Within the listing below, locate all lines containing the word "même". Copy each one.

(Dataset records)
--------------------

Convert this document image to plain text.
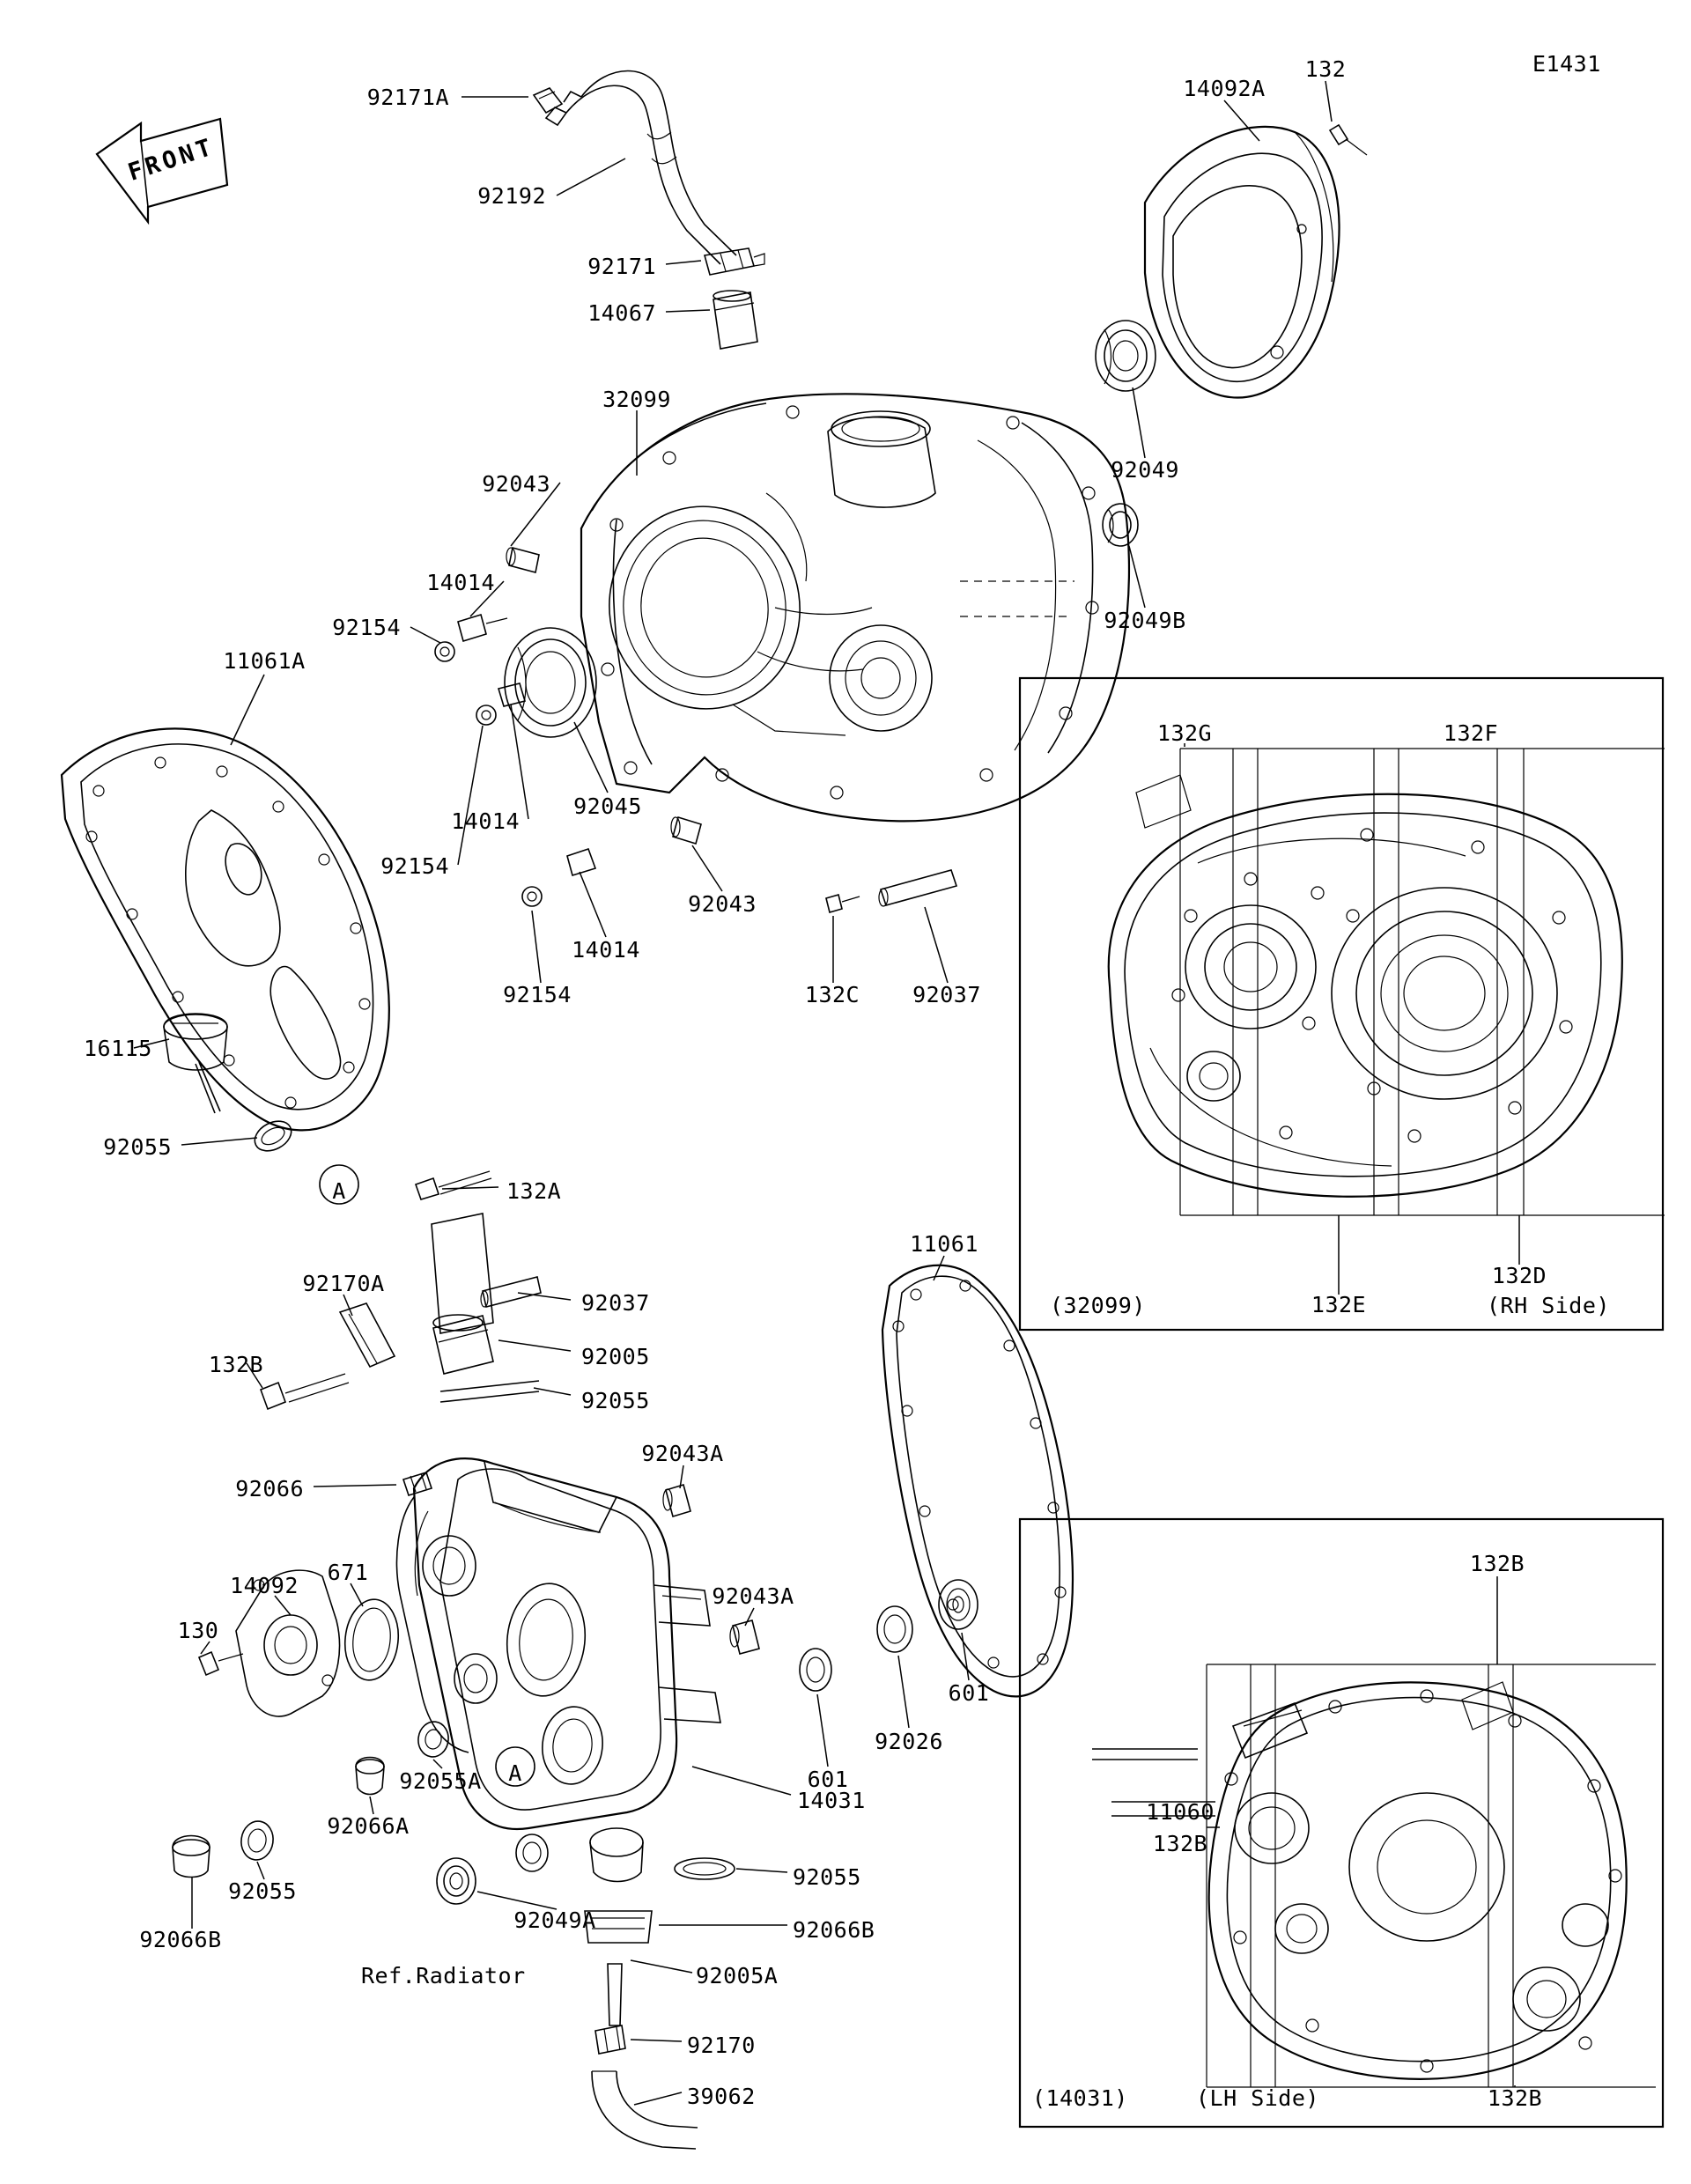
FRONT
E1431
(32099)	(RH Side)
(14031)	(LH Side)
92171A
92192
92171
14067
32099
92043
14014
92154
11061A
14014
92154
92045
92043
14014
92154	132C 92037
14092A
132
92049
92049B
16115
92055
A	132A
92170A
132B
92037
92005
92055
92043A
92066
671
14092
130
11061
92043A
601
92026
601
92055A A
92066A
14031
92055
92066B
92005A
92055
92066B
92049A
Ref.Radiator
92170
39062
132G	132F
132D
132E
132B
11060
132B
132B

--------------------

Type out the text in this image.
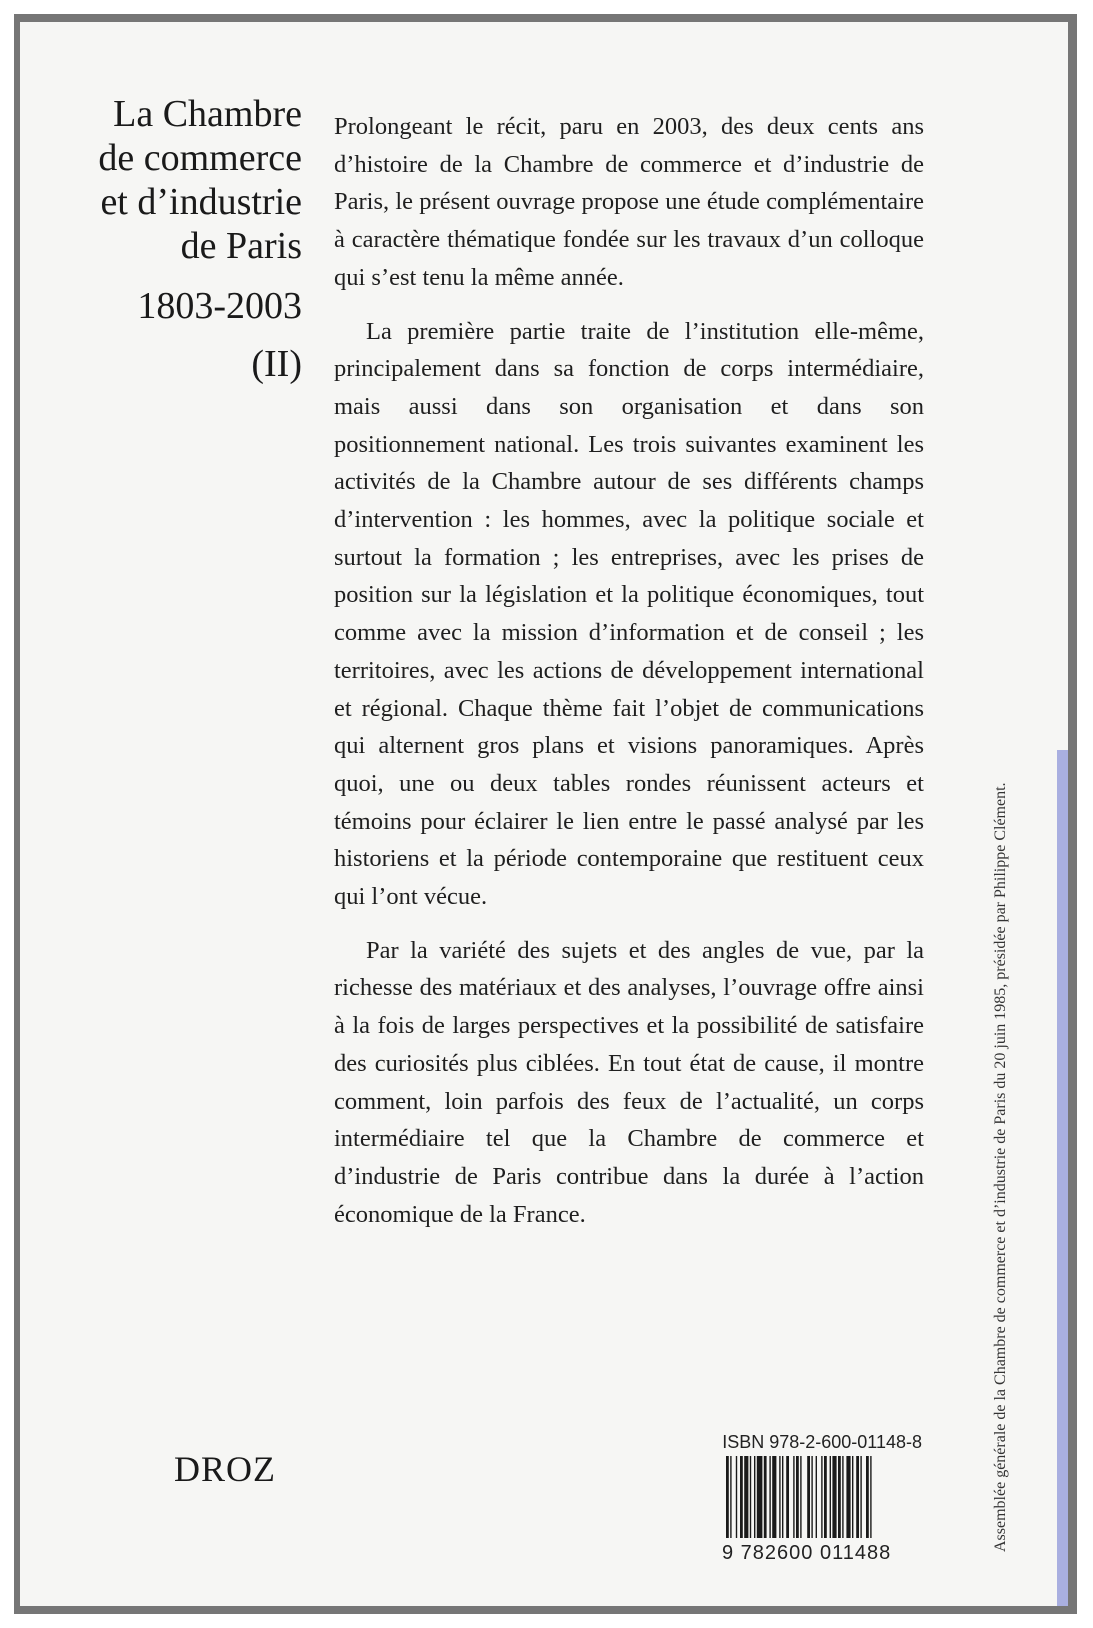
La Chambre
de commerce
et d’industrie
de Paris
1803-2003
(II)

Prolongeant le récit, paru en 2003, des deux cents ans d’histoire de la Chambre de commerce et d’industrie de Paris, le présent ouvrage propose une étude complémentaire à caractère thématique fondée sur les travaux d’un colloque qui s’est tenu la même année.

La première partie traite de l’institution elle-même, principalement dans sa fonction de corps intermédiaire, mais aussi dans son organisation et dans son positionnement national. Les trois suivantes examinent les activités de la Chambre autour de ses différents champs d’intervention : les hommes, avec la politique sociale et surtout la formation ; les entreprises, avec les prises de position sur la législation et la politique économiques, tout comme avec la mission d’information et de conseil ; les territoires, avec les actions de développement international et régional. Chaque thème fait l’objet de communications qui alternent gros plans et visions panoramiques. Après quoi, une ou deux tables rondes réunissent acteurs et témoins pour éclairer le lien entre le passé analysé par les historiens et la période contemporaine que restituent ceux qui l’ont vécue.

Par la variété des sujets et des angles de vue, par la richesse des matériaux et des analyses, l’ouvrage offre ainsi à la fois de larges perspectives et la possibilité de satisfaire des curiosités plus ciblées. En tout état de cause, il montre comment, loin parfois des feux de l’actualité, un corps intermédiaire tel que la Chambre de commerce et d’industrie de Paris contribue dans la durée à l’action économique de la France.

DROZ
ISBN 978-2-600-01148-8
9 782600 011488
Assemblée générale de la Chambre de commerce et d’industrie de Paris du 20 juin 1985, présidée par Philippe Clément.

--------------------

WRITTEN REPLY =>
Prolongeant le récit, paru en 2003, des deux cents ans d’histoire de la Chambre de commerce et d’industrie de Paris, le présent ouvrage propose une étude complémentaire à caractère thématique fondée sur les travaux d’un colloque qui s’est tenu la même année.
La première partie traite de l’institution elle-même, principalement dans sa fonction de corps intermédiaire, mais aussi dans son organisation et dans son positionnement national. Les trois suivantes examinent les activités de la Chambre autour de ses différents champs d’intervention : les hommes, avec la politique sociale et surtout la formation ; les entreprises, avec les prises de position sur la législation et la politique économiques, tout comme avec la mission d’information et de conseil ; les territoires, avec les actions de développement international et régional. Chaque thème fait l’objet de communications qui alternent gros plans et visions panoramiques. Après quoi, une ou deux tables rondes réunissent acteurs et témoins pour éclairer le lien entre le passé analysé par les historiens et la période contemporaine que restituent ceux qui l’ont vécue.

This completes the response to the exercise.